*Task brief*. You are to retype all of the data exactly as it appears.

*Data for the task*.
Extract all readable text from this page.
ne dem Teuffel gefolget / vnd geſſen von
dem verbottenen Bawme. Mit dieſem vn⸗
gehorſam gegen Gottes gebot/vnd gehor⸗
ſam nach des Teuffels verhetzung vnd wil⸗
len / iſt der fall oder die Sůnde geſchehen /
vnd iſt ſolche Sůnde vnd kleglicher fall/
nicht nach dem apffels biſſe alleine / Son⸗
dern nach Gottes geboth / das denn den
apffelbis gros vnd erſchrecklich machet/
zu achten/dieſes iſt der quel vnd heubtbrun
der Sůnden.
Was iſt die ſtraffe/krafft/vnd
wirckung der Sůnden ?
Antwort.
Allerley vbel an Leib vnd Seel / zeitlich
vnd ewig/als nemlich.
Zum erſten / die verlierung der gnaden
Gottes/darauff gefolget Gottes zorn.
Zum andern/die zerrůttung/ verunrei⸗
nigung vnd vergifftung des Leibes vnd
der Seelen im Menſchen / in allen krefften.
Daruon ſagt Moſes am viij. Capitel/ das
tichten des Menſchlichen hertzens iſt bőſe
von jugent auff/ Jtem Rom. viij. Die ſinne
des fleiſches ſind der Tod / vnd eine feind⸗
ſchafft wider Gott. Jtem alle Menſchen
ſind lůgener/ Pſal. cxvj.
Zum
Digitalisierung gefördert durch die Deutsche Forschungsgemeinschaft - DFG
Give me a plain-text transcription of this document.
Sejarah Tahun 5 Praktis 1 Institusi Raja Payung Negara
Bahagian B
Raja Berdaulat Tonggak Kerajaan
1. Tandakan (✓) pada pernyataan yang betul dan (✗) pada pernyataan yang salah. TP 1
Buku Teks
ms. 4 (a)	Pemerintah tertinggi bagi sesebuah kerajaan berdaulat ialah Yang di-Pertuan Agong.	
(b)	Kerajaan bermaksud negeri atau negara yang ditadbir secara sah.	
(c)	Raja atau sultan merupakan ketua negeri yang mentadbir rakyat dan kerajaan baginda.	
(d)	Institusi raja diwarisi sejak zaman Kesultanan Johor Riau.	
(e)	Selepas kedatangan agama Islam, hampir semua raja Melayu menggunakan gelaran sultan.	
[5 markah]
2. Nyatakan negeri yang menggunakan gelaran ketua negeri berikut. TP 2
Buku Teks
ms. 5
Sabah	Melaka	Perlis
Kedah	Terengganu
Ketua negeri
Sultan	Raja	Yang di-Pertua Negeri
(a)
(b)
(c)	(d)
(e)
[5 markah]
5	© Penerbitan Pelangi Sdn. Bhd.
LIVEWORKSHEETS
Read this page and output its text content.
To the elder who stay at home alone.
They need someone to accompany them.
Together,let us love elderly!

*Task answer*.
Extract all readable text from this page.
ne dem Teuffel gefolget / vnd geſſen von
dem verbottenen Bawme. Mit dieſem vn⸗
gehorſam gegen Gottes gebot/vnd gehor⸗
ſam nach des Teuffels verhetzung vnd wil⸗
len / iſt der fall oder die Sůnde geſchehen /
vnd iſt ſolche Sůnde vnd kleglicher fall/
nicht nach dem apffels biſſe alleine / Son⸗
dern nach Gottes geboth / das denn den
apffelbis gros vnd erſchrecklich machet/
zu achten/dieſes iſt der quel vnd heubtbrun
der Sůnden.
Was iſt die ſtraffe/krafft/vnd
wirckung der Sůnden ?
Antwort.
Allerley vbel an Leib vnd Seel / zeitlich
vnd ewig/als nemlich.
Zum erſten / die verlierung der gnaden
Gottes/darauff gefolget Gottes zorn.
Zum andern/die zerrůttung/ verunrei⸗
nigung vnd vergifftung des Leibes vnd
der Seelen im Menſchen / in allen krefften.
Daruon ſagt Moſes am viij. Capitel/ das
tichten des Menſchlichen hertzens iſt bőſe
von jugent auff/ Jtem Rom. viij. Die ſinne
des fleiſches ſind der Tod / vnd eine feind⸗
ſchafft wider Gott. Jtem alle Menſchen
ſind lůgener/ Pſal. cxvj.
Zum
Digitalisierung gefördert durch die Deutsche Forschungsgemeinschaft - DFG
Give me a plain-text transcription of this document.
Sejarah Tahun 5 Praktis 1 Institusi Raja Payung Negara
Bahagian B
Raja Berdaulat Tonggak Kerajaan
1. Tandakan (✓) pada pernyataan yang betul dan (✗) pada pernyataan yang salah. TP 1
Buku Teks
ms. 4 (a)	Pemerintah tertinggi bagi sesebuah kerajaan berdaulat ialah Yang di-Pertuan Agong.	
(b)	Kerajaan bermaksud negeri atau negara yang ditadbir secara sah.	
(c)	Raja atau sultan merupakan ketua negeri yang mentadbir rakyat dan kerajaan baginda.	
(d)	Institusi raja diwarisi sejak zaman Kesultanan Johor Riau.	
(e)	Selepas kedatangan agama Islam, hampir semua raja Melayu menggunakan gelaran sultan.	
[5 markah]
2. Nyatakan negeri yang menggunakan gelaran ketua negeri berikut. TP 2
Buku Teks
ms. 5
Sabah	Melaka	Perlis
Kedah	Terengganu
Ketua negeri
Sultan	Raja	Yang di-Pertua Negeri
(a)
(b)
(c)	(d)
(e)
[5 markah]
5	© Penerbitan Pelangi Sdn. Bhd.
LIVEWORKSHEETS
Read this page and output its text content.
To the elder who stay at home alone.
They need someone to accompany them.
Together,let us love elderly!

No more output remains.